→ What is required: Return each entry exactly, with none missing.

Records:
Begin
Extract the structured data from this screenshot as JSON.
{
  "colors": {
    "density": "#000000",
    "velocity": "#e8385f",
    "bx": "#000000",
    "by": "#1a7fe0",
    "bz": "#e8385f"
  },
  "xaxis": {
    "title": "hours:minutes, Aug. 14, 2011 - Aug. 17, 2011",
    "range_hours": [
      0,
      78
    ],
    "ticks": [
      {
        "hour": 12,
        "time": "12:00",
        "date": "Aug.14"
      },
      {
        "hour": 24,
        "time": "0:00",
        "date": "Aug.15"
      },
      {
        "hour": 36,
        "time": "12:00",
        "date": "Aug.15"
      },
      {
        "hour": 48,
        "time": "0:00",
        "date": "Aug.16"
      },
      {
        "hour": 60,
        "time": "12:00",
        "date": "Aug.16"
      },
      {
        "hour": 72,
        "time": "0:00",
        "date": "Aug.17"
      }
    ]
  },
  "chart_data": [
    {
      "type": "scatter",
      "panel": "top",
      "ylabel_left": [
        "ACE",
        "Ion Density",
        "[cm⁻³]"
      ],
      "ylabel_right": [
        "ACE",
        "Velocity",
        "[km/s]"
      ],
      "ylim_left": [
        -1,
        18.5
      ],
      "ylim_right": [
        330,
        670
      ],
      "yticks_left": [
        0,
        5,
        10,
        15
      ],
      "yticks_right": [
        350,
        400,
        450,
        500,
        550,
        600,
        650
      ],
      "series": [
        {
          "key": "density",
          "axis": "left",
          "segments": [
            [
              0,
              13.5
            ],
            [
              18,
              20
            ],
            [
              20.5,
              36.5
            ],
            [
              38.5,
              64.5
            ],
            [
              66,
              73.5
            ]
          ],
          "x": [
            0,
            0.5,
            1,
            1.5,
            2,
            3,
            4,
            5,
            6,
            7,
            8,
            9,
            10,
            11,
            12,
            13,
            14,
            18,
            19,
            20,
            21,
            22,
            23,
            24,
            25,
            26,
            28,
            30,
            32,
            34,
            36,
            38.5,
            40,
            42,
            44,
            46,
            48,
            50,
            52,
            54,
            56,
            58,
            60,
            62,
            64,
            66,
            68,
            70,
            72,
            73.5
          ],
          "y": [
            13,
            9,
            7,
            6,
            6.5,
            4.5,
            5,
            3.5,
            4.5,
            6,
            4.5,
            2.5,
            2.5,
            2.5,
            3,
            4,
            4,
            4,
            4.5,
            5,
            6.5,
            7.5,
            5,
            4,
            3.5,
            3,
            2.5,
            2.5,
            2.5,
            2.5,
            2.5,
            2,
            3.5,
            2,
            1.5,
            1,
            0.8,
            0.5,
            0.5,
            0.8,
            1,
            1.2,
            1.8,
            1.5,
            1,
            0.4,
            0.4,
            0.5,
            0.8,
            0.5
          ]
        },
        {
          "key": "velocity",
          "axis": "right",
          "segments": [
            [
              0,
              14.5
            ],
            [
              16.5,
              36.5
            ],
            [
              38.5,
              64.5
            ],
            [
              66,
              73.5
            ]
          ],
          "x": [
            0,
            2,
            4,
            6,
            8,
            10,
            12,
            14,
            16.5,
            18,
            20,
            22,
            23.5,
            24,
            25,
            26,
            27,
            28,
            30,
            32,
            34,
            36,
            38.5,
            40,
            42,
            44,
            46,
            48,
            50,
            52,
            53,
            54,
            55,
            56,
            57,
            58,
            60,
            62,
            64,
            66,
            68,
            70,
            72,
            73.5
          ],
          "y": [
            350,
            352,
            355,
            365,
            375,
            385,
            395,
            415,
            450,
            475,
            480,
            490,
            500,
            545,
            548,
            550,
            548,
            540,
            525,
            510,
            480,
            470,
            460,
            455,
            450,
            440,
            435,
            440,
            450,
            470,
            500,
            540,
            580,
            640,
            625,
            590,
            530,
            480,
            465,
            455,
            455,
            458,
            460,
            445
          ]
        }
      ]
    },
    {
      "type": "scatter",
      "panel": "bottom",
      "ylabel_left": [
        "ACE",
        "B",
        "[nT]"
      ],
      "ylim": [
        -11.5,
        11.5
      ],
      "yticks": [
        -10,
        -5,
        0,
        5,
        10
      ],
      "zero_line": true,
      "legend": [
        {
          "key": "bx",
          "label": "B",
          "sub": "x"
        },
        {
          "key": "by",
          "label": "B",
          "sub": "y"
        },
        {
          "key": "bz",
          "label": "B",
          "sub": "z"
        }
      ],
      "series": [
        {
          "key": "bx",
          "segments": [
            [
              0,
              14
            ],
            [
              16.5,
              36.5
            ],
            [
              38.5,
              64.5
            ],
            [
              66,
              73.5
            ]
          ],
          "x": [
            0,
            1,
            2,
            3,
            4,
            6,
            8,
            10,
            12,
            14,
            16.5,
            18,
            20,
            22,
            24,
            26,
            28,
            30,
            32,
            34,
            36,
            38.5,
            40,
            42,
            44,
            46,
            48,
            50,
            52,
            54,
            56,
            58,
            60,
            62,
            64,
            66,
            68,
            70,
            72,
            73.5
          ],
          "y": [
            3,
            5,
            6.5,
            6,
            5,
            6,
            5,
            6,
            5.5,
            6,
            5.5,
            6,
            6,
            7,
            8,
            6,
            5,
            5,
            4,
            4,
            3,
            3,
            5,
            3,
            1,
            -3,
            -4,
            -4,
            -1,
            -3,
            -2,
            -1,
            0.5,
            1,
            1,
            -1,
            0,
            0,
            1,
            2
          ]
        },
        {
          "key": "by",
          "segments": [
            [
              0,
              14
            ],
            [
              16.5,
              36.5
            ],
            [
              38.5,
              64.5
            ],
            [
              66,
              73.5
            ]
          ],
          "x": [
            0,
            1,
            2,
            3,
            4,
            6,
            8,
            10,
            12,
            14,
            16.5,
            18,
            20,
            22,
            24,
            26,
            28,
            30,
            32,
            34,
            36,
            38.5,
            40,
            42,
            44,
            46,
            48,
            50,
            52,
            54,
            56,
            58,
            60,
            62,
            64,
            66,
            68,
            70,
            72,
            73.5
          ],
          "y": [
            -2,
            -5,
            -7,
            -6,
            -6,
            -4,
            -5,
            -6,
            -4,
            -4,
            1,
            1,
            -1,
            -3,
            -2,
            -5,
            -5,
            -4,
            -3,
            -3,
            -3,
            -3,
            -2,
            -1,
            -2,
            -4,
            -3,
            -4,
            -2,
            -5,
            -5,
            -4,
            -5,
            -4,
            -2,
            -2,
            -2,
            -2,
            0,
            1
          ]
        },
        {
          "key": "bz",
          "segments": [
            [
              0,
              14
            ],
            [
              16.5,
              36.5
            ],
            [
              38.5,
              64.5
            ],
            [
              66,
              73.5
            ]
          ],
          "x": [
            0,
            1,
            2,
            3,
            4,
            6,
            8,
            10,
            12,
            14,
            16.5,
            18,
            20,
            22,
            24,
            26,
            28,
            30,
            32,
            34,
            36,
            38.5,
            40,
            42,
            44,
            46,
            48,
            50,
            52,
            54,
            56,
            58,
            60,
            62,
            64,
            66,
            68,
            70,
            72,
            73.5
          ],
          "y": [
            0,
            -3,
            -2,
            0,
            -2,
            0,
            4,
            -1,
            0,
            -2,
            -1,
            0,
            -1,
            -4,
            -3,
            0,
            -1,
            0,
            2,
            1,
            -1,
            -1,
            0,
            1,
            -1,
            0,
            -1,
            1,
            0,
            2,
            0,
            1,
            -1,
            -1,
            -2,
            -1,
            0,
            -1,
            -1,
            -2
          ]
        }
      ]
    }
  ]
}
End
→ Response to this task:
Extract the structured data from this screenshot as JSON.
{
  "colors": {
    "density": "#000000",
    "velocity": "#e8385f",
    "bx": "#000000",
    "by": "#1a7fe0",
    "bz": "#e8385f"
  },
  "xaxis": {
    "title": "hours:minutes, Aug. 14, 2011 - Aug. 17, 2011",
    "range_hours": [
      0,
      78
    ],
    "ticks": [
      {
        "hour": 12,
        "time": "12:00",
        "date": "Aug.14"
      },
      {
        "hour": 24,
        "time": "0:00",
        "date": "Aug.15"
      },
      {
        "hour": 36,
        "time": "12:00",
        "date": "Aug.15"
      },
      {
        "hour": 48,
        "time": "0:00",
        "date": "Aug.16"
      },
      {
        "hour": 60,
        "time": "12:00",
        "date": "Aug.16"
      },
      {
        "hour": 72,
        "time": "0:00",
        "date": "Aug.17"
      }
    ]
  },
  "chart_data": [
    {
      "type": "scatter",
      "panel": "top",
      "ylabel_left": [
        "ACE",
        "Ion Density",
        "[cm⁻³]"
      ],
      "ylabel_right": [
        "ACE",
        "Velocity",
        "[km/s]"
      ],
      "ylim_left": [
        -1,
        18.5
      ],
      "ylim_right": [
        330,
        670
      ],
      "yticks_left": [
        0,
        5,
        10,
        15
      ],
      "yticks_right": [
        350,
        400,
        450,
        500,
        550,
        600,
        650
      ],
      "series": [
        {
          "key": "density",
          "axis": "left",
          "segments": [
            [
              0,
              13.5
            ],
            [
              18,
              20
            ],
            [
              20.5,
              36.5
            ],
            [
              38.5,
              64.5
            ],
            [
              66,
              73.5
            ]
          ],
          "x": [
            0,
            0.5,
            1,
            1.5,
            2,
            3,
            4,
            5,
            6,
            7,
            8,
            9,
            10,
            11,
            12,
            13,
            14,
            18,
            19,
            20,
            21,
            22,
            23,
            24,
            25,
            26,
            28,
            30,
            32,
            34,
            36,
            38.5,
            40,
            42,
            44,
            46,
            48,
            50,
            52,
            54,
            56,
            58,
            60,
            62,
            64,
            66,
            68,
            70,
            72,
            73.5
          ],
          "y": [
            13,
            9,
            7,
            6,
            6.5,
            4.5,
            5,
            3.5,
            4.5,
            6,
            4.5,
            2.5,
            2.5,
            2.5,
            3,
            4,
            4,
            4,
            4.5,
            5,
            6.5,
            7.5,
            5,
            4,
            3.5,
            3,
            2.5,
            2.5,
            2.5,
            2.5,
            2.5,
            2,
            3.5,
            2,
            1.5,
            1,
            0.8,
            0.5,
            0.5,
            0.8,
            1,
            1.2,
            1.8,
            1.5,
            1,
            0.4,
            0.4,
            0.5,
            0.8,
            0.5
          ]
        },
        {
          "key": "velocity",
          "axis": "right",
          "segments": [
            [
              0,
              14.5
            ],
            [
              16.5,
              36.5
            ],
            [
              38.5,
              64.5
            ],
            [
              66,
              73.5
            ]
          ],
          "x": [
            0,
            2,
            4,
            6,
            8,
            10,
            12,
            14,
            16.5,
            18,
            20,
            22,
            23.5,
            24,
            25,
            26,
            27,
            28,
            30,
            32,
            34,
            36,
            38.5,
            40,
            42,
            44,
            46,
            48,
            50,
            52,
            53,
            54,
            55,
            56,
            57,
            58,
            60,
            62,
            64,
            66,
            68,
            70,
            72,
            73.5
          ],
          "y": [
            350,
            352,
            355,
            365,
            375,
            385,
            395,
            415,
            450,
            475,
            480,
            490,
            500,
            545,
            548,
            550,
            548,
            540,
            525,
            510,
            480,
            470,
            460,
            455,
            450,
            440,
            435,
            440,
            450,
            470,
            500,
            540,
            580,
            640,
            625,
            590,
            530,
            480,
            465,
            455,
            455,
            458,
            460,
            445
          ]
        }
      ]
    },
    {
      "type": "scatter",
      "panel": "bottom",
      "ylabel_left": [
        "ACE",
        "B",
        "[nT]"
      ],
      "ylim": [
        -11.5,
        11.5
      ],
      "yticks": [
        -10,
        -5,
        0,
        5,
        10
      ],
      "zero_line": true,
      "legend": [
        {
          "key": "bx",
          "label": "B",
          "sub": "x"
        },
        {
          "key": "by",
          "label": "B",
          "sub": "y"
        },
        {
          "key": "bz",
          "label": "B",
          "sub": "z"
        }
      ],
      "series": [
        {
          "key": "bx",
          "segments": [
            [
              0,
              14
            ],
            [
              16.5,
              36.5
            ],
            [
              38.5,
              64.5
            ],
            [
              66,
              73.5
            ]
          ],
          "x": [
            0,
            1,
            2,
            3,
            4,
            6,
            8,
            10,
            12,
            14,
            16.5,
            18,
            20,
            22,
            24,
            26,
            28,
            30,
            32,
            34,
            36,
            38.5,
            40,
            42,
            44,
            46,
            48,
            50,
            52,
            54,
            56,
            58,
            60,
            62,
            64,
            66,
            68,
            70,
            72,
            73.5
          ],
          "y": [
            3,
            5,
            6.5,
            6,
            5,
            6,
            5,
            6,
            5.5,
            6,
            5.5,
            6,
            6,
            7,
            8,
            6,
            5,
            5,
            4,
            4,
            3,
            3,
            5,
            3,
            1,
            -3,
            -4,
            -4,
            -1,
            -3,
            -2,
            -1,
            0.5,
            1,
            1,
            -1,
            0,
            0,
            1,
            2
          ]
        },
        {
          "key": "by",
          "segments": [
            [
              0,
              14
            ],
            [
              16.5,
              36.5
            ],
            [
              38.5,
              64.5
            ],
            [
              66,
              73.5
            ]
          ],
          "x": [
            0,
            1,
            2,
            3,
            4,
            6,
            8,
            10,
            12,
            14,
            16.5,
            18,
            20,
            22,
            24,
            26,
            28,
            30,
            32,
            34,
            36,
            38.5,
            40,
            42,
            44,
            46,
            48,
            50,
            52,
            54,
            56,
            58,
            60,
            62,
            64,
            66,
            68,
            70,
            72,
            73.5
          ],
          "y": [
            -2,
            -5,
            -7,
            -6,
            -6,
            -4,
            -5,
            -6,
            -4,
            -4,
            1,
            1,
            -1,
            -3,
            -2,
            -5,
            -5,
            -4,
            -3,
            -3,
            -3,
            -3,
            -2,
            -1,
            -2,
            -4,
            -3,
            -4,
            -2,
            -5,
            -5,
            -4,
            -5,
            -4,
            -2,
            -2,
            -2,
            -2,
            0,
            1
          ]
        },
        {
          "key": "bz",
          "segments": [
            [
              0,
              14
            ],
            [
              16.5,
              36.5
            ],
            [
              38.5,
              64.5
            ],
            [
              66,
              73.5
            ]
          ],
          "x": [
            0,
            1,
            2,
            3,
            4,
            6,
            8,
            10,
            12,
            14,
            16.5,
            18,
            20,
            22,
            24,
            26,
            28,
            30,
            32,
            34,
            36,
            38.5,
            40,
            42,
            44,
            46,
            48,
            50,
            52,
            54,
            56,
            58,
            60,
            62,
            64,
            66,
            68,
            70,
            72,
            73.5
          ],
          "y": [
            0,
            -3,
            -2,
            0,
            -2,
            0,
            4,
            -1,
            0,
            -2,
            -1,
            0,
            -1,
            -4,
            -3,
            0,
            -1,
            0,
            2,
            1,
            -1,
            -1,
            0,
            1,
            -1,
            0,
            -1,
            1,
            0,
            2,
            0,
            1,
            -1,
            -1,
            -2,
            -1,
            0,
            -1,
            -1,
            -2
          ]
        }
      ]
    }
  ]
}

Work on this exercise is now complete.